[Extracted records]
──────────

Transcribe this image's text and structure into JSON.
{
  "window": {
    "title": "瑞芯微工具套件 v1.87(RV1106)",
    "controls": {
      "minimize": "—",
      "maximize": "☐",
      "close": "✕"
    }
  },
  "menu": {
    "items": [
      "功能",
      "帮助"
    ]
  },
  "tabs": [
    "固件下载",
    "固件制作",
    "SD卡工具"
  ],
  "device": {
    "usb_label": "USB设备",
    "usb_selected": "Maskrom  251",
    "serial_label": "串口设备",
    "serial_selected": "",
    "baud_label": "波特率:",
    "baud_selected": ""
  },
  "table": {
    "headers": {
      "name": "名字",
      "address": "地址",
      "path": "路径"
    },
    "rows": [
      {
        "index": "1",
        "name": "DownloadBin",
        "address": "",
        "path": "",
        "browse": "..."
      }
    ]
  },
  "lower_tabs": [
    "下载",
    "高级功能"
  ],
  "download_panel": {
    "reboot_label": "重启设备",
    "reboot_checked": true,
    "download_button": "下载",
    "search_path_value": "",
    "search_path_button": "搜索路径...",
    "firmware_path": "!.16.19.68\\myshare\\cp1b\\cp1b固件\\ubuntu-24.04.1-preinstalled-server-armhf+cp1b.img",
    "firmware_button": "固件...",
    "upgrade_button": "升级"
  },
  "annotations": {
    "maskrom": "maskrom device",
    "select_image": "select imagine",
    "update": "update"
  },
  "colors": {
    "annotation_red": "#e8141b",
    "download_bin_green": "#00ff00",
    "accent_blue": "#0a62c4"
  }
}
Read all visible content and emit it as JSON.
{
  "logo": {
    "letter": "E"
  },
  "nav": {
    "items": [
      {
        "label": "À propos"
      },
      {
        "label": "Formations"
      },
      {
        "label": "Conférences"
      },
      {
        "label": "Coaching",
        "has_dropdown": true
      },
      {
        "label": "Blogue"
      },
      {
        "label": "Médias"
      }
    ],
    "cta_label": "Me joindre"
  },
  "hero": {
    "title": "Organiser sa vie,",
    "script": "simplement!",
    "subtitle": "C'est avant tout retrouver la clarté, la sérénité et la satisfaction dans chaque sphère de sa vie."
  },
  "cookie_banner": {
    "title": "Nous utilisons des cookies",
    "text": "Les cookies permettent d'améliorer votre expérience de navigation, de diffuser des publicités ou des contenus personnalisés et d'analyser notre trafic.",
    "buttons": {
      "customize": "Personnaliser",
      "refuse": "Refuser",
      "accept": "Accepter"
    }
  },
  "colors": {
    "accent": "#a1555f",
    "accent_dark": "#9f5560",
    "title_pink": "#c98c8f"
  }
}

──────────

Stated problem =>
Set all of the records down again, exactly as they stand.

Reply to the task =>
Transcribe this image's text and structure into JSON.
{
  "window": {
    "title": "瑞芯微工具套件 v1.87(RV1106)",
    "controls": {
      "minimize": "—",
      "maximize": "☐",
      "close": "✕"
    }
  },
  "menu": {
    "items": [
      "功能",
      "帮助"
    ]
  },
  "tabs": [
    "固件下载",
    "固件制作",
    "SD卡工具"
  ],
  "device": {
    "usb_label": "USB设备",
    "usb_selected": "Maskrom  251",
    "serial_label": "串口设备",
    "serial_selected": "",
    "baud_label": "波特率:",
    "baud_selected": ""
  },
  "table": {
    "headers": {
      "name": "名字",
      "address": "地址",
      "path": "路径"
    },
    "rows": [
      {
        "index": "1",
        "name": "DownloadBin",
        "address": "",
        "path": "",
        "browse": "..."
      }
    ]
  },
  "lower_tabs": [
    "下载",
    "高级功能"
  ],
  "download_panel": {
    "reboot_label": "重启设备",
    "reboot_checked": true,
    "download_button": "下载",
    "search_path_value": "",
    "search_path_button": "搜索路径...",
    "firmware_path": "!.16.19.68\\myshare\\cp1b\\cp1b固件\\ubuntu-24.04.1-preinstalled-server-armhf+cp1b.img",
    "firmware_button": "固件...",
    "upgrade_button": "升级"
  },
  "annotations": {
    "maskrom": "maskrom device",
    "select_image": "select imagine",
    "update": "update"
  },
  "colors": {
    "annotation_red": "#e8141b",
    "download_bin_green": "#00ff00",
    "accent_blue": "#0a62c4"
  }
}
Read all visible content and emit it as JSON.
{
  "logo": {
    "letter": "E"
  },
  "nav": {
    "items": [
      {
        "label": "À propos"
      },
      {
        "label": "Formations"
      },
      {
        "label": "Conférences"
      },
      {
        "label": "Coaching",
        "has_dropdown": true
      },
      {
        "label": "Blogue"
      },
      {
        "label": "Médias"
      }
    ],
    "cta_label": "Me joindre"
  },
  "hero": {
    "title": "Organiser sa vie,",
    "script": "simplement!",
    "subtitle": "C'est avant tout retrouver la clarté, la sérénité et la satisfaction dans chaque sphère de sa vie."
  },
  "cookie_banner": {
    "title": "Nous utilisons des cookies",
    "text": "Les cookies permettent d'améliorer votre expérience de navigation, de diffuser des publicités ou des contenus personnalisés et d'analyser notre trafic.",
    "buttons": {
      "customize": "Personnaliser",
      "refuse": "Refuser",
      "accept": "Accepter"
    }
  },
  "colors": {
    "accent": "#a1555f",
    "accent_dark": "#9f5560",
    "title_pink": "#c98c8f"
  }
}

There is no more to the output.